**Working data**
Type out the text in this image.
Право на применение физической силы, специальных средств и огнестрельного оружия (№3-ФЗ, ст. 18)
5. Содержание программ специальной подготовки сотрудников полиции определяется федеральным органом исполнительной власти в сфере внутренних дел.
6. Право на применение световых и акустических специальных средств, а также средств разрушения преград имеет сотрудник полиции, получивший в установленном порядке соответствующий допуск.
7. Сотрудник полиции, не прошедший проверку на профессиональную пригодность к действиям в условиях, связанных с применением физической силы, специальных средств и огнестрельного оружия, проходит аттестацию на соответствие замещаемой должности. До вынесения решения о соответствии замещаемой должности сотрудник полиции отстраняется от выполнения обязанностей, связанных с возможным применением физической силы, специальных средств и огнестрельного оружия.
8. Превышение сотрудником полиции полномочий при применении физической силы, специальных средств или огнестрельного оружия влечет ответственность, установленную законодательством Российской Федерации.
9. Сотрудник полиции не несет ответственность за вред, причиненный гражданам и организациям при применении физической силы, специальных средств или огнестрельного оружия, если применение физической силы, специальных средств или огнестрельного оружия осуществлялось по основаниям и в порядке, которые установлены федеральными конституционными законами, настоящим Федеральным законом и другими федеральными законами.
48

**Your instructions**
Pull out every line containing "оружия".

**Finished exercise**
Право на применение физической силы, специальных средств и огнестрельного оружия (№3-ФЗ, ст. 18)
7. Сотрудник полиции, не прошедший проверку на профессиональную пригодность к действиям в условиях, связанных с применением физической силы, специальных средств и огнестрельного оружия, проходит аттестацию на соответствие замещаемой должности. До вынесения решения о соответствии замещаемой должности сотрудник полиции отстраняется от выполнения обязанностей, связанных с возможным применением физической силы, специальных средств и огнестрельного оружия.
8. Превышение сотрудником полиции полномочий при применении физической силы, специальных средств или огнестрельного оружия влечет ответственность, установленную законодательством Российской Федерации.
9. Сотрудник полиции не несет ответственность за вред, причиненный гражданам и организациям при применении физической силы, специальных средств или огнестрельного оружия, если применение физической силы, специальных средств или огнестрельного оружия осуществлялось по основаниям и в порядке, которые установлены федеральными конституционными законами, настоящим Федеральным законом и другими федеральными законами.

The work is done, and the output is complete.